TO BE DONE:
Please format the lines of the listing, from its first line through the line containing "1926, 1139, 1984]", as a numbered list, leaving out any blank lines.

A block of data:
--- Begin ---

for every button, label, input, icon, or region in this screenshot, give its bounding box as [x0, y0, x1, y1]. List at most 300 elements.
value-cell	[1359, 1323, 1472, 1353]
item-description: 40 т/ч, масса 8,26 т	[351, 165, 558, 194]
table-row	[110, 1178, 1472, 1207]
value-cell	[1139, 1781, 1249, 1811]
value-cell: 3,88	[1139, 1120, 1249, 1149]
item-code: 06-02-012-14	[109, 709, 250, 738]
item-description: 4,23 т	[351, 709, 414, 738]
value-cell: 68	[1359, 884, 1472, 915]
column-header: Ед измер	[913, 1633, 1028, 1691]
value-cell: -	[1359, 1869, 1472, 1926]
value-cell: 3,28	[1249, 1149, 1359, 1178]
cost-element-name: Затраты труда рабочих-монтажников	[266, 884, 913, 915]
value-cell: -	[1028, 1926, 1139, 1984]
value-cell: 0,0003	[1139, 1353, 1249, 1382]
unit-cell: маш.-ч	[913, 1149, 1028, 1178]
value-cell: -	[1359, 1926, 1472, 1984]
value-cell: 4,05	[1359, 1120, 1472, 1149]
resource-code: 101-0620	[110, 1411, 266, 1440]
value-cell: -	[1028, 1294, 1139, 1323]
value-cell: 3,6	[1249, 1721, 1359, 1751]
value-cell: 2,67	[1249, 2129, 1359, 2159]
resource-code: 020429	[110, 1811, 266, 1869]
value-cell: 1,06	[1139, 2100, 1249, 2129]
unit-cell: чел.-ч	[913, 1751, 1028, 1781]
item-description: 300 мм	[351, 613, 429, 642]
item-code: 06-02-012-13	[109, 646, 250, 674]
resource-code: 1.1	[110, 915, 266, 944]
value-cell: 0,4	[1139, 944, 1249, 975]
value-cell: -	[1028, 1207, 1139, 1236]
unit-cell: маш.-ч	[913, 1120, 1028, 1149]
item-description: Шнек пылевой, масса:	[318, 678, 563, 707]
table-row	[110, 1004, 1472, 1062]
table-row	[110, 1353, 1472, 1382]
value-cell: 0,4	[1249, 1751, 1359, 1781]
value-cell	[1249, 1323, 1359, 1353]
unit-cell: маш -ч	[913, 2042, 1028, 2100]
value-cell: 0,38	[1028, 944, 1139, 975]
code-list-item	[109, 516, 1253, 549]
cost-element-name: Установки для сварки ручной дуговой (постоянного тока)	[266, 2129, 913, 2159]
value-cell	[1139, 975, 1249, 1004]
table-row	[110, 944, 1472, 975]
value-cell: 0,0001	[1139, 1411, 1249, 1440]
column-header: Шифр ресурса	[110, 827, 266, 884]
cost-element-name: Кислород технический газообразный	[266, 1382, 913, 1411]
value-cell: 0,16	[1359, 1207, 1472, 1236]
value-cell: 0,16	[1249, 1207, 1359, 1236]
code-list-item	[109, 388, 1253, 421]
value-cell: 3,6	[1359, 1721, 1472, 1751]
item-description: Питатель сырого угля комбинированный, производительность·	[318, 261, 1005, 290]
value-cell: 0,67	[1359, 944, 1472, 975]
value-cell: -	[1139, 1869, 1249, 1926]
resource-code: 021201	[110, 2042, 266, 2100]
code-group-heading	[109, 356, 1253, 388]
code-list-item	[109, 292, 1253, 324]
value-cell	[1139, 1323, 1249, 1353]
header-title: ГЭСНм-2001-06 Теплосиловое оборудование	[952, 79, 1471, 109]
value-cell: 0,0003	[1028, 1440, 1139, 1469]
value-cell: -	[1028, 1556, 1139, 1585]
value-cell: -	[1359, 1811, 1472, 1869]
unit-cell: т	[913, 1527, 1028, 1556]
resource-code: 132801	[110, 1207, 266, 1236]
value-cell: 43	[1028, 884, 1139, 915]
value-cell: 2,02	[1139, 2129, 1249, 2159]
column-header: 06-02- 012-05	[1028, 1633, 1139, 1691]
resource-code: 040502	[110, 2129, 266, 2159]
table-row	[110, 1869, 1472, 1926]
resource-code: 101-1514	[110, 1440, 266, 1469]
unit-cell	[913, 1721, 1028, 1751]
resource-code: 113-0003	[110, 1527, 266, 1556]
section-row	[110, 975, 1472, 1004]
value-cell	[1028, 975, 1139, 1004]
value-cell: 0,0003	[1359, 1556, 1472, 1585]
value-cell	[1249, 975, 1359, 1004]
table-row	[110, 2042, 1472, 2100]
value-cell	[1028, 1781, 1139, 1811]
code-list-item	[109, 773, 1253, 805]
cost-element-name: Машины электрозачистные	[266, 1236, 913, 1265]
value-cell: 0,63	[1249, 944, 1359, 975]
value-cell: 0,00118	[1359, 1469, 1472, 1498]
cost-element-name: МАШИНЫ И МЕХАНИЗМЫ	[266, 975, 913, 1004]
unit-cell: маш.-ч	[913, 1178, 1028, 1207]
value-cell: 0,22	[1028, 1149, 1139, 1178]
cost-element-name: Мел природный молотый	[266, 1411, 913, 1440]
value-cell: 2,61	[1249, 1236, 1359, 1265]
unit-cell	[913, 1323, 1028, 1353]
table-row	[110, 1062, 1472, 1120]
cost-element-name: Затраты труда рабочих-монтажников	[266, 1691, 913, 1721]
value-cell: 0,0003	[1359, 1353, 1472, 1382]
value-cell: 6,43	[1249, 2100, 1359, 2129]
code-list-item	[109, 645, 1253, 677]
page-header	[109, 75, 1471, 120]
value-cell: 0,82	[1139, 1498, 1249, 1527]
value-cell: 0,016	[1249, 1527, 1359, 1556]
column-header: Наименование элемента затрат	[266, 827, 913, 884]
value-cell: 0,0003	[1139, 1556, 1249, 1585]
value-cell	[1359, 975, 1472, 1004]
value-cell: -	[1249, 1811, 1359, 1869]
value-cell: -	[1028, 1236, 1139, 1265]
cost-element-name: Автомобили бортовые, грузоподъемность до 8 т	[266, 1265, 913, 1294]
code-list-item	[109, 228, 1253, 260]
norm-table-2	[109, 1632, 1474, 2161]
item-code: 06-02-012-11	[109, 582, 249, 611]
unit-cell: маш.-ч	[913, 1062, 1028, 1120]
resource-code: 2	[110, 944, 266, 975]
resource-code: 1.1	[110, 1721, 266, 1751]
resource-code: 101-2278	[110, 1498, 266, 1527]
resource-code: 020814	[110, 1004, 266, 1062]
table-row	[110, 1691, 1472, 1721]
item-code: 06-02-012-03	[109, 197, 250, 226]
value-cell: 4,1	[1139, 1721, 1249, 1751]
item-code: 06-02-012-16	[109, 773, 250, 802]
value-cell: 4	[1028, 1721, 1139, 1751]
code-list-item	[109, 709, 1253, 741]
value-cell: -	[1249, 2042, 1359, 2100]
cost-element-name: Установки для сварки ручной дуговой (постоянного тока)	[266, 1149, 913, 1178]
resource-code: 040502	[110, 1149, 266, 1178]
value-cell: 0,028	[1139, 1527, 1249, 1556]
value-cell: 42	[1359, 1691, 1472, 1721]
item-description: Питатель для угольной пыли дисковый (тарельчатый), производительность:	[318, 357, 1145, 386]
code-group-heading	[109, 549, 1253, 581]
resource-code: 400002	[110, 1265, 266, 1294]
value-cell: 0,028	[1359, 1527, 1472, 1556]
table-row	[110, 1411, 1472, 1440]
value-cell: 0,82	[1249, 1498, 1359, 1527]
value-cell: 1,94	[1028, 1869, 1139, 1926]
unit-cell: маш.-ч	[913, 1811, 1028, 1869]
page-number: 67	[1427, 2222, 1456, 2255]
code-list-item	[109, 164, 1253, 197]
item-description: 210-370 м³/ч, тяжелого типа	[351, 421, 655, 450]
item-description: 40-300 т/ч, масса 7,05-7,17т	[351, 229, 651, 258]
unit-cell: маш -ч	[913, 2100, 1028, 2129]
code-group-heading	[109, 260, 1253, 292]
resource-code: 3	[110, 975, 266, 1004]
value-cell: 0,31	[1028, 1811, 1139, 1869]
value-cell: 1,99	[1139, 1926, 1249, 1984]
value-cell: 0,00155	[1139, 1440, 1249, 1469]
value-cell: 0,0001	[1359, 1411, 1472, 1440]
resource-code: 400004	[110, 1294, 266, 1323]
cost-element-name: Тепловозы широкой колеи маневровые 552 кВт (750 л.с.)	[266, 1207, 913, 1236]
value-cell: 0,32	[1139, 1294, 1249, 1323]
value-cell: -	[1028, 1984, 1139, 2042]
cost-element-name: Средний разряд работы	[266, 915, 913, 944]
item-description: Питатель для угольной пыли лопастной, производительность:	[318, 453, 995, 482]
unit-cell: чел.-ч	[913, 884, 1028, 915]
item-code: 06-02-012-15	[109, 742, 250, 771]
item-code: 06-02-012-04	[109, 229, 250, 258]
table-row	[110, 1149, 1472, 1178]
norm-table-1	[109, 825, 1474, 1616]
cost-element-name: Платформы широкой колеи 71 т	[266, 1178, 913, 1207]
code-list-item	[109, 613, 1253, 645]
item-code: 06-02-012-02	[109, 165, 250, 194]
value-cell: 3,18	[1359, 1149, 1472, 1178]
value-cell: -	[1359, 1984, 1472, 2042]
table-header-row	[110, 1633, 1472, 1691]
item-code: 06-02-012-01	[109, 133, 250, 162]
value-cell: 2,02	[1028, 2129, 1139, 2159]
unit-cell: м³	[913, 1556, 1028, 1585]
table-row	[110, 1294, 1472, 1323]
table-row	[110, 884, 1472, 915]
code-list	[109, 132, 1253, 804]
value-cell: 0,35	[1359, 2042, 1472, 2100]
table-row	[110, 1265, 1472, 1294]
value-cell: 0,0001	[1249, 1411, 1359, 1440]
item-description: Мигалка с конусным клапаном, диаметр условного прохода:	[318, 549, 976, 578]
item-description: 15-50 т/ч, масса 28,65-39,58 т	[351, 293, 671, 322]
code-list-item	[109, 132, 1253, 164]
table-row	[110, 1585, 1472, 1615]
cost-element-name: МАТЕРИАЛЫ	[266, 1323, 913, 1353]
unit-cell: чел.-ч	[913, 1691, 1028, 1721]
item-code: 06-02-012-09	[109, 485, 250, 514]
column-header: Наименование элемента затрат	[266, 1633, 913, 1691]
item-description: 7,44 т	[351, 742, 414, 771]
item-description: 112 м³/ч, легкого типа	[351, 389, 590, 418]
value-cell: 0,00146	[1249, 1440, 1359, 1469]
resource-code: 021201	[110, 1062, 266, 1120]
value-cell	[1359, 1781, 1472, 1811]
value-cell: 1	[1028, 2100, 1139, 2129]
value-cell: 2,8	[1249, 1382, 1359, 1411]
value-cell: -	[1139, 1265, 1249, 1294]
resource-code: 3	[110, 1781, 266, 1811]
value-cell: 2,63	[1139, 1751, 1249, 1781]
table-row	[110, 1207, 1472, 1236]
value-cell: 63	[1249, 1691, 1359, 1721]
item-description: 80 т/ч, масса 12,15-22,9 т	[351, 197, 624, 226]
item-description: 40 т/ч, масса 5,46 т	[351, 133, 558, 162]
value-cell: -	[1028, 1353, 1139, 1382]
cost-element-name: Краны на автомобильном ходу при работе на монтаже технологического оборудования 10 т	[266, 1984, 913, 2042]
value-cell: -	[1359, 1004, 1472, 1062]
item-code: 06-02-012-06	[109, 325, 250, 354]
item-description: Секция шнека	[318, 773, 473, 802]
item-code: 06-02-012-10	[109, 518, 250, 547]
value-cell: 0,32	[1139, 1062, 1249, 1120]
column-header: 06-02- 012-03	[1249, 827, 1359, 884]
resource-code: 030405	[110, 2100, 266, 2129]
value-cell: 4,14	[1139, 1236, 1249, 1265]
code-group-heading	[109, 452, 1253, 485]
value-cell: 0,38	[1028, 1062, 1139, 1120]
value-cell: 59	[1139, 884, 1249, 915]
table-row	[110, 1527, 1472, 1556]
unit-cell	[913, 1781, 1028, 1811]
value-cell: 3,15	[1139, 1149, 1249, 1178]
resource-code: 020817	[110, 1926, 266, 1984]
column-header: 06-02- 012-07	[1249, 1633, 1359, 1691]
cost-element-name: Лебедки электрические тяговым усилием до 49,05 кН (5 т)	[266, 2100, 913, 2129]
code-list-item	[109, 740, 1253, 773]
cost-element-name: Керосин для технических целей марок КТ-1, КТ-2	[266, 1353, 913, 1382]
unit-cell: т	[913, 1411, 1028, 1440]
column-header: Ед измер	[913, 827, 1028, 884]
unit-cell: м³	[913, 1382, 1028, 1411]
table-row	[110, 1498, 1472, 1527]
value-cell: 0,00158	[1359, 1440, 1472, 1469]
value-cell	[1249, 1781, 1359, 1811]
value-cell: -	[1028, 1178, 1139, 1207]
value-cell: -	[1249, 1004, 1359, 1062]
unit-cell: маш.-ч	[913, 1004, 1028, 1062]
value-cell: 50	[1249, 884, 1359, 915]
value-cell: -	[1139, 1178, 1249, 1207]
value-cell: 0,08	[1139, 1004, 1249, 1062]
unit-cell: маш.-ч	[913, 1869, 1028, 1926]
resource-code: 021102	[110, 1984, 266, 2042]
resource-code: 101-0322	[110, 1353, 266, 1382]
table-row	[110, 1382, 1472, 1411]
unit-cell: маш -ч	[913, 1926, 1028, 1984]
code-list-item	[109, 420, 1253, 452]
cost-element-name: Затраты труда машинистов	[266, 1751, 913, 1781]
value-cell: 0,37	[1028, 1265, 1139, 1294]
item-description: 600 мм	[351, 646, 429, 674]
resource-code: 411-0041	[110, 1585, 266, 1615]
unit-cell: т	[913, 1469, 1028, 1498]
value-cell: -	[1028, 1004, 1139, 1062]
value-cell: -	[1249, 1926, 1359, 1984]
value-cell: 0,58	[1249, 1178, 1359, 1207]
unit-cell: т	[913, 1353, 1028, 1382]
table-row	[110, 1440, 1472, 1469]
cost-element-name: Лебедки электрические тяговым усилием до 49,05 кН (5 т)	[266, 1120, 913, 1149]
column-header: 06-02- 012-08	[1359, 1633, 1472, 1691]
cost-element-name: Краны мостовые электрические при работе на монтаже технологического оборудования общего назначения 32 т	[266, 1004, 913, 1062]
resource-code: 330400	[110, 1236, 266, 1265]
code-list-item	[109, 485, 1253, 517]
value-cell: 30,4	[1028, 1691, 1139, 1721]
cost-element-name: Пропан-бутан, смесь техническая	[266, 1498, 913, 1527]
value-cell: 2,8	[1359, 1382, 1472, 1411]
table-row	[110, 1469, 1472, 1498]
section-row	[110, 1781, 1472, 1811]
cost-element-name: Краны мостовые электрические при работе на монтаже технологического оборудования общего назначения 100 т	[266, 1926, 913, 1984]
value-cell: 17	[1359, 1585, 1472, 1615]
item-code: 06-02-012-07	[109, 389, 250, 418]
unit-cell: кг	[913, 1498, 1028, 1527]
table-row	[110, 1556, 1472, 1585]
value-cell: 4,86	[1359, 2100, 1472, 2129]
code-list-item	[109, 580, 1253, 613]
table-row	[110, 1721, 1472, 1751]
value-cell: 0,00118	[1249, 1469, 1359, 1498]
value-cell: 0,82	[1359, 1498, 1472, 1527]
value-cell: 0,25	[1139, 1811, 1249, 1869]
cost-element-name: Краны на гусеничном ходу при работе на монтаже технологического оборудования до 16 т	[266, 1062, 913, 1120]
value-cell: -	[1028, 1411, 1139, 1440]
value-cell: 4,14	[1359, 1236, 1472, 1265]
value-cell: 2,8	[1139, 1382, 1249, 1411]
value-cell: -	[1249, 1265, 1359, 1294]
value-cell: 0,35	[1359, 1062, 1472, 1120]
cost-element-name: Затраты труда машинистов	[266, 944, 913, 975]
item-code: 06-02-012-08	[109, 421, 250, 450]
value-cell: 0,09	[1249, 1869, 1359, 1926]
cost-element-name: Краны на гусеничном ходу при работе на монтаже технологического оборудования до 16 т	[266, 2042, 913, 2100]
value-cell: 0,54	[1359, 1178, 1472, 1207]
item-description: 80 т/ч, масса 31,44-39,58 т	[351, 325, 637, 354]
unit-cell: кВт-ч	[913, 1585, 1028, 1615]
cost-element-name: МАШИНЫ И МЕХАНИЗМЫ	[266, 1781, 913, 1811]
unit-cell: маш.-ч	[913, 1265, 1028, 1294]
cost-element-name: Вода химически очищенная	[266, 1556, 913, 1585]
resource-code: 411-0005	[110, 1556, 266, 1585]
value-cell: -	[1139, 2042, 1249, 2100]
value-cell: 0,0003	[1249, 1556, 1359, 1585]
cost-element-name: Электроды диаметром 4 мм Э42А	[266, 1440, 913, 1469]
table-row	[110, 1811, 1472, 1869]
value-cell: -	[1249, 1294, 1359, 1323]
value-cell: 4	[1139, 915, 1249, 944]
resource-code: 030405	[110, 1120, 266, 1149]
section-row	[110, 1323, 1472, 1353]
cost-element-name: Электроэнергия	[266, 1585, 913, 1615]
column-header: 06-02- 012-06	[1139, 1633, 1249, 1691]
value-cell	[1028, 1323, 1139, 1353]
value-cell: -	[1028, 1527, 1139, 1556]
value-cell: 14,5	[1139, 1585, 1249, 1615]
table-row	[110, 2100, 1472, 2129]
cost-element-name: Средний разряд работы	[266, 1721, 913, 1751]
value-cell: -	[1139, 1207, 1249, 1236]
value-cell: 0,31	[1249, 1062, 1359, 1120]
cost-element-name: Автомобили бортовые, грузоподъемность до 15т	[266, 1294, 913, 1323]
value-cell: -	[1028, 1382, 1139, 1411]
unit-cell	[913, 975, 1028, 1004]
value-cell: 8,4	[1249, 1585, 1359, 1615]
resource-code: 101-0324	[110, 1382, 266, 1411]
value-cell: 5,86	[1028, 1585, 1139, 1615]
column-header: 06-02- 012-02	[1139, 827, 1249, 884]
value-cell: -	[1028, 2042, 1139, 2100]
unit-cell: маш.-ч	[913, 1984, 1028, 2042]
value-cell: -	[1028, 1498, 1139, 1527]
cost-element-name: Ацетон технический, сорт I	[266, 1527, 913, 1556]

--- End ---

TASK ANSWER:
1. for every button, label, input, icon, or region in this screenshot, give its bounding box as [x0, y0, x1, y1]. List at most 300 elements.
2. value-cell	[1359, 1323, 1472, 1353]
3. item-description: 40 т/ч, масса 8,26 т	[351, 165, 558, 194]
4. table-row	[110, 1178, 1472, 1207]
5. value-cell	[1139, 1781, 1249, 1811]
6. value-cell: 3,88	[1139, 1120, 1249, 1149]
7. item-code: 06-02-012-14	[109, 709, 250, 738]
8. item-description: 4,23 т	[351, 709, 414, 738]
9. value-cell: 68	[1359, 884, 1472, 915]
10. column-header: Ед измер	[913, 1633, 1028, 1691]
11. value-cell: -	[1359, 1869, 1472, 1926]
12. value-cell: 3,28	[1249, 1149, 1359, 1178]
13. cost-element-name: Затраты труда рабочих-монтажников	[266, 884, 913, 915]
14. value-cell: -	[1028, 1926, 1139, 1984]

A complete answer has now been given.